* [EXERCISE GOAL] Return every line of the records below verbatim, with no pictures in the copy.

(A block of data)
──────────────────────────────

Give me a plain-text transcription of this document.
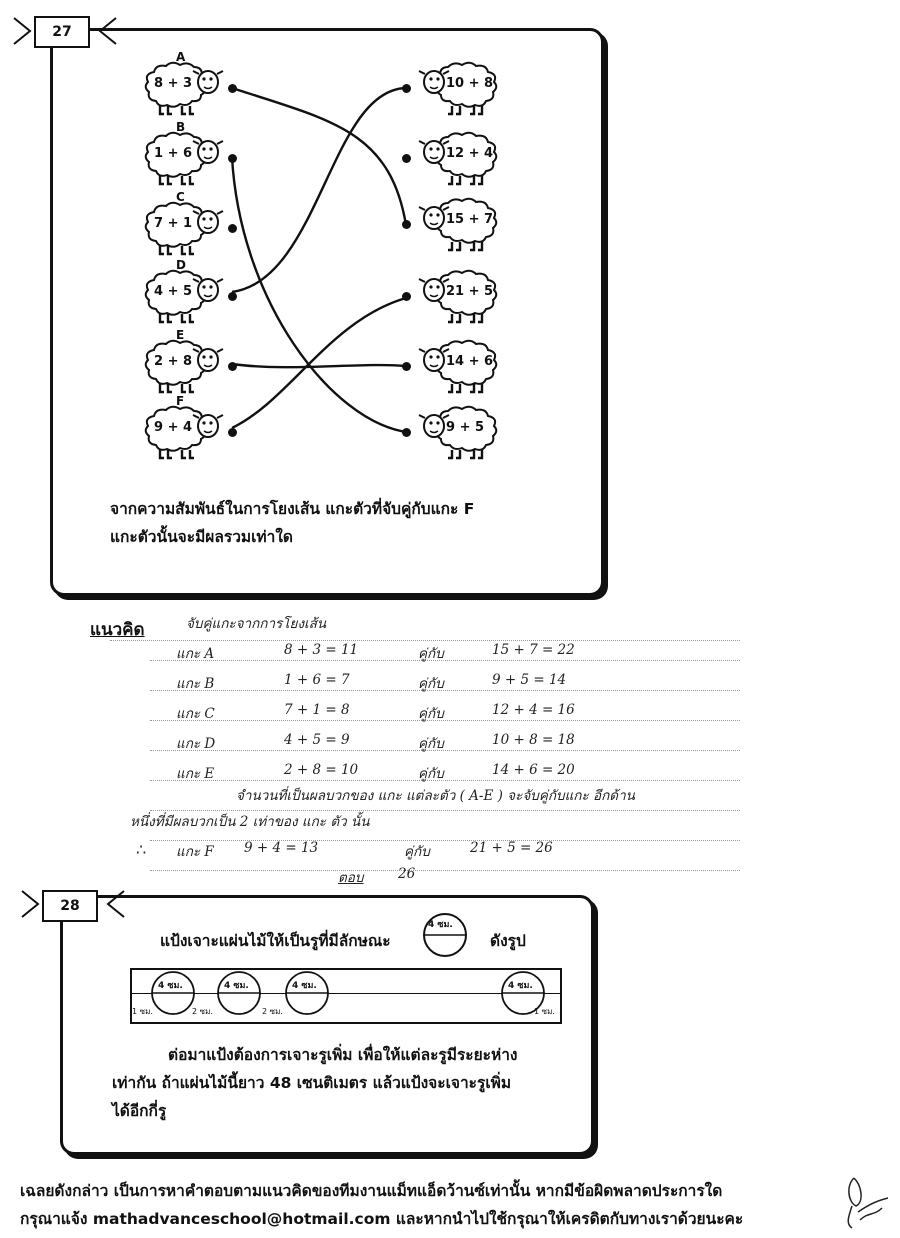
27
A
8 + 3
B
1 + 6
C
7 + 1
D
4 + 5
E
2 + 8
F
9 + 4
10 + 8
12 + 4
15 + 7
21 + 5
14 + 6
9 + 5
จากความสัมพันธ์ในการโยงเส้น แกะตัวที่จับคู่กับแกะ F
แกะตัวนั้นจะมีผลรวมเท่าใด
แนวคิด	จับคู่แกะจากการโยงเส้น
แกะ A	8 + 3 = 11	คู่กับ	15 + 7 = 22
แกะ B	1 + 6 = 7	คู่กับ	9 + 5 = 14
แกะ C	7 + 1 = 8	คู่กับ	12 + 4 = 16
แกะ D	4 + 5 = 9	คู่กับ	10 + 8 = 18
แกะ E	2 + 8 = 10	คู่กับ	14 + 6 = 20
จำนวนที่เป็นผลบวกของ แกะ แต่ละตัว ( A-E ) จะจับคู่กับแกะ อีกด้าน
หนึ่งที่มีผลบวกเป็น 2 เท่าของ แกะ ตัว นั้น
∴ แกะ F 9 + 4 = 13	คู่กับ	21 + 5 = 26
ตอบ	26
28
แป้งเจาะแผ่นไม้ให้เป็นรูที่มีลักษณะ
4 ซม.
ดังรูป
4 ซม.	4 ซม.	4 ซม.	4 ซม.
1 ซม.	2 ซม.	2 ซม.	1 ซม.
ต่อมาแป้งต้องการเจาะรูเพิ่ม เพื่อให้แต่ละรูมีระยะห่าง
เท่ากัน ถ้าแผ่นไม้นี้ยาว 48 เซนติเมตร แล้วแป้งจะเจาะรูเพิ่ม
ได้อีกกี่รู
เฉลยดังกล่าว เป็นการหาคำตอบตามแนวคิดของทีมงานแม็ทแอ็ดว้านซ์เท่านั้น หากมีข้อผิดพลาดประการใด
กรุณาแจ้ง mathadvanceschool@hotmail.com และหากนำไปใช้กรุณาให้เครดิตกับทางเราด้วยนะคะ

──────────────────────────────

* [CORRECT ANSWER]
Give me a plain-text transcription of this document.
27
A
8 + 3
B
1 + 6
C
7 + 1
D
4 + 5
E
2 + 8
F
9 + 4
10 + 8
12 + 4
15 + 7
21 + 5
14 + 6
9 + 5
จากความสัมพันธ์ในการโยงเส้น แกะตัวที่จับคู่กับแกะ F
แกะตัวนั้นจะมีผลรวมเท่าใด
แนวคิด	จับคู่แกะจากการโยงเส้น
แกะ A	8 + 3 = 11	คู่กับ	15 + 7 = 22
แกะ B	1 + 6 = 7	คู่กับ	9 + 5 = 14
แกะ C	7 + 1 = 8	คู่กับ	12 + 4 = 16
แกะ D	4 + 5 = 9	คู่กับ	10 + 8 = 18
แกะ E	2 + 8 = 10	คู่กับ	14 + 6 = 20
จำนวนที่เป็นผลบวกของ แกะ แต่ละตัว ( A-E ) จะจับคู่กับแกะ อีกด้าน
หนึ่งที่มีผลบวกเป็น 2 เท่าของ แกะ ตัว นั้น
∴ แกะ F 9 + 4 = 13	คู่กับ	21 + 5 = 26
ตอบ	26
28
แป้งเจาะแผ่นไม้ให้เป็นรูที่มีลักษณะ
4 ซม.
ดังรูป
4 ซม.	4 ซม.	4 ซม.	4 ซม.
1 ซม.	2 ซม.	2 ซม.	1 ซม.
ต่อมาแป้งต้องการเจาะรูเพิ่ม เพื่อให้แต่ละรูมีระยะห่าง
เท่ากัน ถ้าแผ่นไม้นี้ยาว 48 เซนติเมตร แล้วแป้งจะเจาะรูเพิ่ม
ได้อีกกี่รู
เฉลยดังกล่าว เป็นการหาคำตอบตามแนวคิดของทีมงานแม็ทแอ็ดว้านซ์เท่านั้น หากมีข้อผิดพลาดประการใด
กรุณาแจ้ง mathadvanceschool@hotmail.com และหากนำไปใช้กรุณาให้เครดิตกับทางเราด้วยนะคะ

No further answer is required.